To do.
From the listing below, pick out each line with the word "content".

Input rows.
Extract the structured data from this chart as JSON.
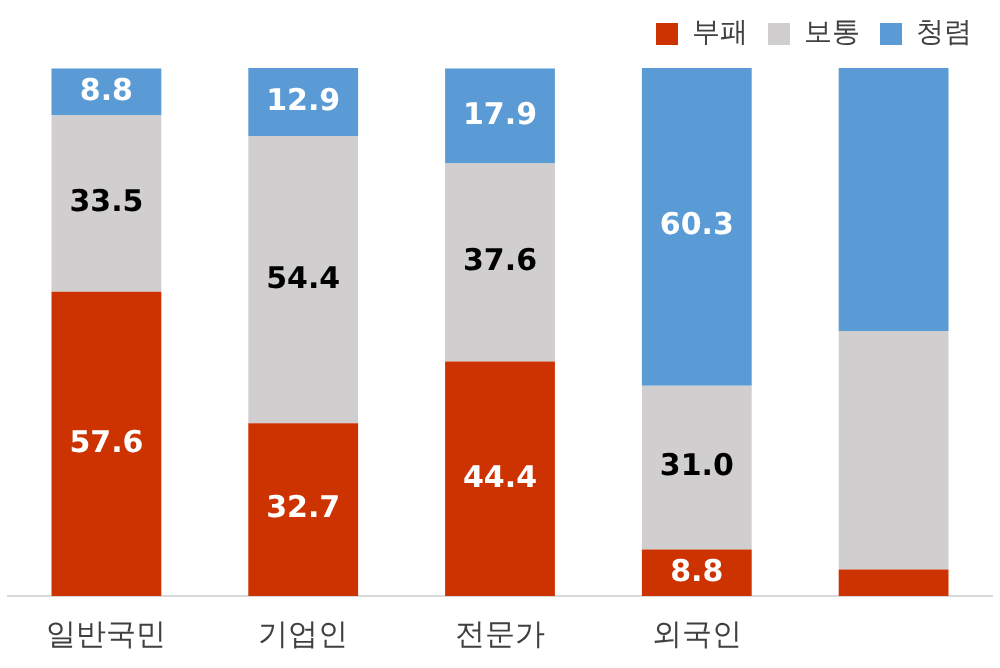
{
  "chart_data": {
    "type": "bar",
    "stacked": true,
    "categories": [
      "일반국민",
      "기업인",
      "전문가",
      "외국인",
      null
    ],
    "series": [
      {
        "name": "부패",
        "color": "#cc3300",
        "values": [
          57.6,
          32.7,
          44.4,
          8.8,
          5.0
        ],
        "value_labels": [
          "57.6",
          "32.7",
          "44.4",
          "8.8",
          null
        ]
      },
      {
        "name": "보통",
        "color": "#d0cece",
        "values": [
          33.5,
          54.4,
          37.6,
          31.0,
          45.2
        ],
        "value_labels": [
          "33.5",
          "54.4",
          "37.6",
          "31.0",
          null
        ]
      },
      {
        "name": "청렴",
        "color": "#5b9bd5",
        "values": [
          8.8,
          12.9,
          17.9,
          60.3,
          49.8
        ],
        "value_labels": [
          "8.8",
          "12.9",
          "17.9",
          "60.3",
          null
        ]
      }
    ],
    "ylim": [
      0,
      100
    ],
    "tick_labels": "x",
    "legend": "top right",
    "grid": false
  }
}
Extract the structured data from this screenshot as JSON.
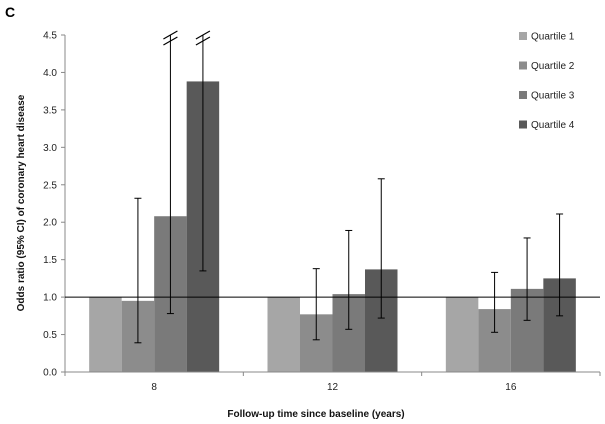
{
  "panel_label": "C",
  "chart_data": {
    "type": "bar",
    "categories": [
      "8",
      "12",
      "16"
    ],
    "xlabel": "Follow-up time since baseline (years)",
    "ylabel": "Odds ratio (95% CI) of coronary heart disease",
    "ylim": [
      0,
      4.5
    ],
    "yticks": [
      "0.0",
      "0.5",
      "1.0",
      "1.5",
      "2.0",
      "2.5",
      "3.0",
      "3.5",
      "4.0",
      "4.5"
    ],
    "reference_line": 1.0,
    "legend_position": "top-right",
    "grid": false,
    "series": [
      {
        "name": "Quartile 1",
        "color": "#a6a6a6",
        "values": [
          1.0,
          1.0,
          1.0
        ],
        "ci_low": [
          null,
          null,
          null
        ],
        "ci_high": [
          null,
          null,
          null
        ]
      },
      {
        "name": "Quartile 2",
        "color": "#8c8c8c",
        "values": [
          0.95,
          0.77,
          0.84
        ],
        "ci_low": [
          0.39,
          0.43,
          0.53
        ],
        "ci_high": [
          2.32,
          1.38,
          1.33
        ]
      },
      {
        "name": "Quartile 3",
        "color": "#7a7a7a",
        "values": [
          2.08,
          1.04,
          1.11
        ],
        "ci_low": [
          0.78,
          0.57,
          0.69
        ],
        "ci_high": [
          4.5,
          1.89,
          1.79
        ]
      },
      {
        "name": "Quartile 4",
        "color": "#595959",
        "values": [
          3.88,
          1.37,
          1.25
        ],
        "ci_low": [
          1.35,
          0.72,
          0.75
        ],
        "ci_high": [
          4.5,
          2.58,
          2.11
        ]
      }
    ],
    "axis_breaks": [
      {
        "category": "8",
        "series": "Quartile 3"
      },
      {
        "category": "8",
        "series": "Quartile 4"
      }
    ]
  }
}
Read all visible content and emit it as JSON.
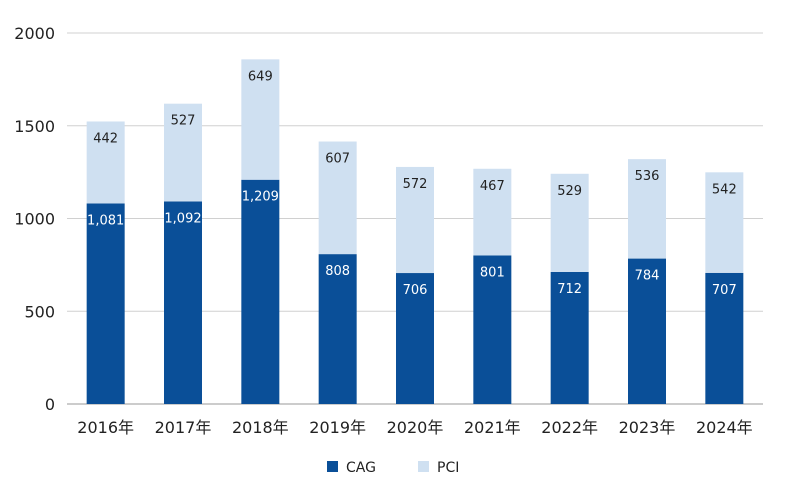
{
  "chart_data": {
    "type": "bar",
    "stacked": true,
    "categories": [
      "2016年",
      "2017年",
      "2018年",
      "2019年",
      "2020年",
      "2021年",
      "2022年",
      "2023年",
      "2024年"
    ],
    "series": [
      {
        "name": "CAG",
        "color": "#0a4f98",
        "label_color": "#ffffff",
        "values": [
          1081,
          1092,
          1209,
          808,
          706,
          801,
          712,
          784,
          707
        ],
        "labels": [
          "1,081",
          "1,092",
          "1,209",
          "808",
          "706",
          "801",
          "712",
          "784",
          "707"
        ]
      },
      {
        "name": "PCI",
        "color": "#cfe0f1",
        "label_color": "#222222",
        "values": [
          442,
          527,
          649,
          607,
          572,
          467,
          529,
          536,
          542
        ],
        "labels": [
          "442",
          "527",
          "649",
          "607",
          "572",
          "467",
          "529",
          "536",
          "542"
        ]
      }
    ],
    "y_ticks": [
      0,
      500,
      1000,
      1500,
      2000
    ],
    "y_tick_labels": [
      "0",
      "500",
      "1000",
      "1500",
      "2000"
    ],
    "ylim": [
      0,
      2000
    ],
    "grid": true,
    "legend_position": "bottom-center"
  }
}
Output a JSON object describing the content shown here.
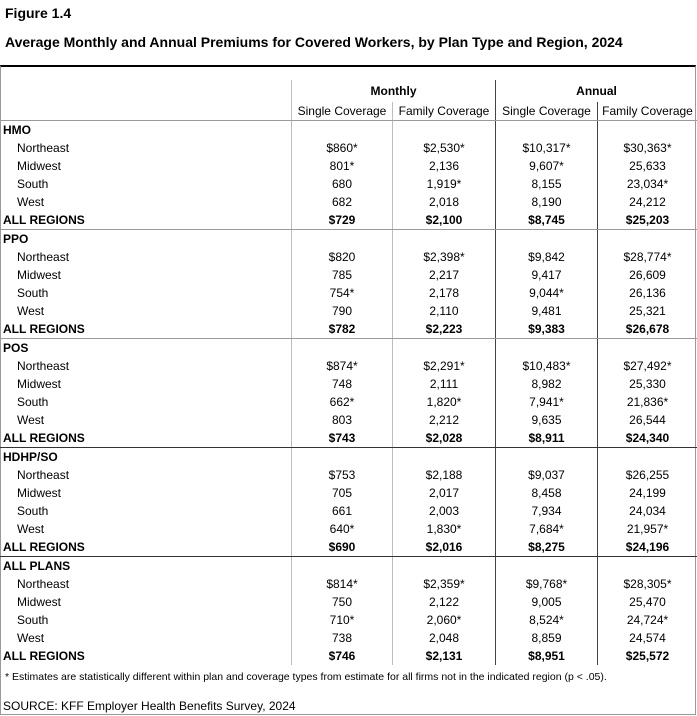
{
  "figure_label": "Figure 1.4",
  "title": "Average Monthly and Annual Premiums for Covered Workers, by Plan Type and Region, 2024",
  "header": {
    "groups": [
      "Monthly",
      "Annual"
    ],
    "columns": [
      "Single Coverage",
      "Family Coverage",
      "Single Coverage",
      "Family Coverage"
    ]
  },
  "sections": [
    {
      "plan": "HMO",
      "rows": [
        {
          "region": "Northeast",
          "values": [
            "$860*",
            "$2,530*",
            "$10,317*",
            "$30,363*"
          ]
        },
        {
          "region": "Midwest",
          "values": [
            "801*",
            "2,136",
            "9,607*",
            "25,633"
          ]
        },
        {
          "region": "South",
          "values": [
            "680",
            "1,919*",
            "8,155",
            "23,034*"
          ]
        },
        {
          "region": "West",
          "values": [
            "682",
            "2,018",
            "8,190",
            "24,212"
          ]
        },
        {
          "region": "ALL REGIONS",
          "values": [
            "$729",
            "$2,100",
            "$8,745",
            "$25,203"
          ]
        }
      ]
    },
    {
      "plan": "PPO",
      "rows": [
        {
          "region": "Northeast",
          "values": [
            "$820",
            "$2,398*",
            "$9,842",
            "$28,774*"
          ]
        },
        {
          "region": "Midwest",
          "values": [
            "785",
            "2,217",
            "9,417",
            "26,609"
          ]
        },
        {
          "region": "South",
          "values": [
            "754*",
            "2,178",
            "9,044*",
            "26,136"
          ]
        },
        {
          "region": "West",
          "values": [
            "790",
            "2,110",
            "9,481",
            "25,321"
          ]
        },
        {
          "region": "ALL REGIONS",
          "values": [
            "$782",
            "$2,223",
            "$9,383",
            "$26,678"
          ]
        }
      ]
    },
    {
      "plan": "POS",
      "rows": [
        {
          "region": "Northeast",
          "values": [
            "$874*",
            "$2,291*",
            "$10,483*",
            "$27,492*"
          ]
        },
        {
          "region": "Midwest",
          "values": [
            "748",
            "2,111",
            "8,982",
            "25,330"
          ]
        },
        {
          "region": "South",
          "values": [
            "662*",
            "1,820*",
            "7,941*",
            "21,836*"
          ]
        },
        {
          "region": "West",
          "values": [
            "803",
            "2,212",
            "9,635",
            "26,544"
          ]
        },
        {
          "region": "ALL REGIONS",
          "values": [
            "$743",
            "$2,028",
            "$8,911",
            "$24,340"
          ]
        }
      ]
    },
    {
      "plan": "HDHP/SO",
      "rows": [
        {
          "region": "Northeast",
          "values": [
            "$753",
            "$2,188",
            "$9,037",
            "$26,255"
          ]
        },
        {
          "region": "Midwest",
          "values": [
            "705",
            "2,017",
            "8,458",
            "24,199"
          ]
        },
        {
          "region": "South",
          "values": [
            "661",
            "2,003",
            "7,934",
            "24,034"
          ]
        },
        {
          "region": "West",
          "values": [
            "640*",
            "1,830*",
            "7,684*",
            "21,957*"
          ]
        },
        {
          "region": "ALL REGIONS",
          "values": [
            "$690",
            "$2,016",
            "$8,275",
            "$24,196"
          ]
        }
      ]
    },
    {
      "plan": "ALL PLANS",
      "rows": [
        {
          "region": "Northeast",
          "values": [
            "$814*",
            "$2,359*",
            "$9,768*",
            "$28,305*"
          ]
        },
        {
          "region": "Midwest",
          "values": [
            "750",
            "2,122",
            "9,005",
            "25,470"
          ]
        },
        {
          "region": "South",
          "values": [
            "710*",
            "2,060*",
            "8,524*",
            "24,724*"
          ]
        },
        {
          "region": "West",
          "values": [
            "738",
            "2,048",
            "8,859",
            "24,574"
          ]
        },
        {
          "region": "ALL REGIONS",
          "values": [
            "$746",
            "$2,131",
            "$8,951",
            "$25,572"
          ]
        }
      ]
    }
  ],
  "footnote": "* Estimates are statistically different within plan and coverage types from estimate for all firms not in the indicated region (p < .05).",
  "source": "SOURCE: KFF Employer Health Benefits Survey, 2024"
}
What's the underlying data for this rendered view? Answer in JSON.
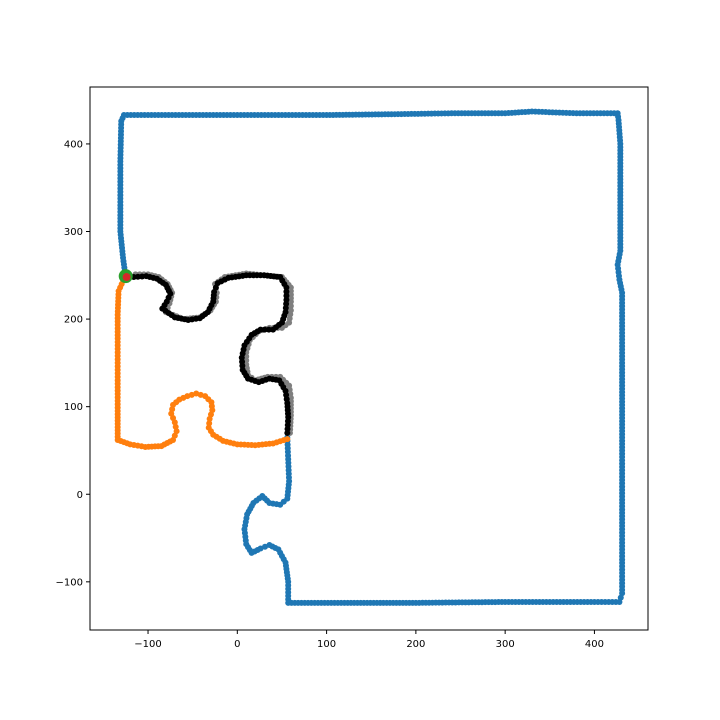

Finished exercise.
Read all visible content and emit it as JSON.
Output a JSON object describing the content shown here.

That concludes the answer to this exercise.